## Required task
Carry none of the pictures over; set down the material below exactly.

## Records for processing
☆ ☆ ☆ ☆ ☆ ☆ ☆

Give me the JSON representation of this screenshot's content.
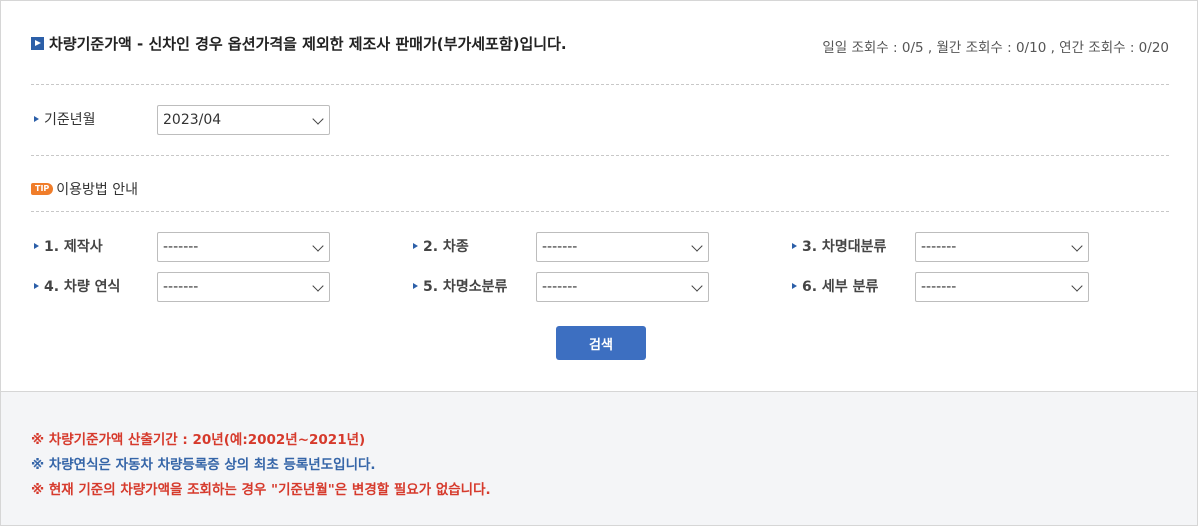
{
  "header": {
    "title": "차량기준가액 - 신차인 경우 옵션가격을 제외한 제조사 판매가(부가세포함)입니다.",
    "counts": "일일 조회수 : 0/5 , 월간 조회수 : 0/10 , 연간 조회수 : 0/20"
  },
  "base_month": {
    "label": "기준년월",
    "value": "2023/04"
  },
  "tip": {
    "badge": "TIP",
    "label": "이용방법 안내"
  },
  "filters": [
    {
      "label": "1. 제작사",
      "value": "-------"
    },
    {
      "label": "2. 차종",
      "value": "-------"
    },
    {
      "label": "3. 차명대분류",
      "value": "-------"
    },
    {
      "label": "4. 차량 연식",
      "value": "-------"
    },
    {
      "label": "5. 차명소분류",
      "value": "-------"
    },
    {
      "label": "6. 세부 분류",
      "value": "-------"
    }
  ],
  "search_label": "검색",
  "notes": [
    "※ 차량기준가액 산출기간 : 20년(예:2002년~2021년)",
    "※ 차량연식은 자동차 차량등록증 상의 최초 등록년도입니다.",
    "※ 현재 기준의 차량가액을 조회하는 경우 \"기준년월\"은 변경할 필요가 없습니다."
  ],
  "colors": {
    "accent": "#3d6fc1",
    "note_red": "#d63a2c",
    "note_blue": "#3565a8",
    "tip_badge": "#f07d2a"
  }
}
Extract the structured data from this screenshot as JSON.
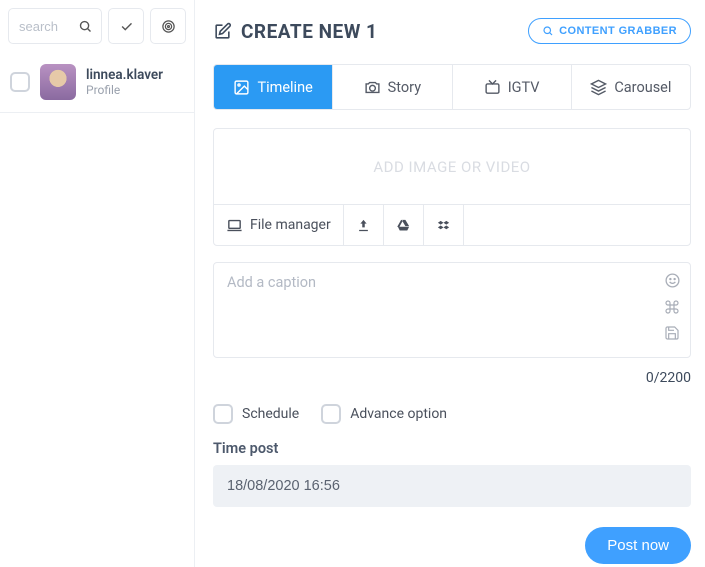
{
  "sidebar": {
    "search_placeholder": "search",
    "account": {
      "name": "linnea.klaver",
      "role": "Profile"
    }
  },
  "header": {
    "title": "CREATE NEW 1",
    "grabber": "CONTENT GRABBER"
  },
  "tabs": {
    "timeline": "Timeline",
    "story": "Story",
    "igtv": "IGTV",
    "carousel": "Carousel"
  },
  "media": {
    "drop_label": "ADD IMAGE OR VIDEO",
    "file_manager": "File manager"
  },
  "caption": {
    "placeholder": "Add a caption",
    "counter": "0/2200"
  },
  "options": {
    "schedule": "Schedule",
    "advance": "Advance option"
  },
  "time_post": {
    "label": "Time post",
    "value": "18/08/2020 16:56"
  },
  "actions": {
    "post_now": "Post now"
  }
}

☆ ☆ ☆ ☆ ☆ ☆ ☆

## Final answer
Give me the JSON representation of this screenshot's content.
{
  "header": {
    "title": "차량기준가액 - 신차인 경우 옵션가격을 제외한 제조사 판매가(부가세포함)입니다.",
    "counts": "일일 조회수 : 0/5 , 월간 조회수 : 0/10 , 연간 조회수 : 0/20"
  },
  "base_month": {
    "label": "기준년월",
    "value": "2023/04"
  },
  "tip": {
    "badge": "TIP",
    "label": "이용방법 안내"
  },
  "filters": [
    {
      "label": "1. 제작사",
      "value": "-------"
    },
    {
      "label": "2. 차종",
      "value": "-------"
    },
    {
      "label": "3. 차명대분류",
      "value": "-------"
    },
    {
      "label": "4. 차량 연식",
      "value": "-------"
    },
    {
      "label": "5. 차명소분류",
      "value": "-------"
    },
    {
      "label": "6. 세부 분류",
      "value": "-------"
    }
  ],
  "search_label": "검색",
  "notes": [
    "※ 차량기준가액 산출기간 : 20년(예:2002년~2021년)",
    "※ 차량연식은 자동차 차량등록증 상의 최초 등록년도입니다.",
    "※ 현재 기준의 차량가액을 조회하는 경우 \"기준년월\"은 변경할 필요가 없습니다."
  ],
  "colors": {
    "accent": "#3d6fc1",
    "note_red": "#d63a2c",
    "note_blue": "#3565a8",
    "tip_badge": "#f07d2a"
  }
}
Extract the structured data from this screenshot as JSON.
{
  "sidebar": {
    "search_placeholder": "search",
    "account": {
      "name": "linnea.klaver",
      "role": "Profile"
    }
  },
  "header": {
    "title": "CREATE NEW 1",
    "grabber": "CONTENT GRABBER"
  },
  "tabs": {
    "timeline": "Timeline",
    "story": "Story",
    "igtv": "IGTV",
    "carousel": "Carousel"
  },
  "media": {
    "drop_label": "ADD IMAGE OR VIDEO",
    "file_manager": "File manager"
  },
  "caption": {
    "placeholder": "Add a caption",
    "counter": "0/2200"
  },
  "options": {
    "schedule": "Schedule",
    "advance": "Advance option"
  },
  "time_post": {
    "label": "Time post",
    "value": "18/08/2020 16:56"
  },
  "actions": {
    "post_now": "Post now"
  }
}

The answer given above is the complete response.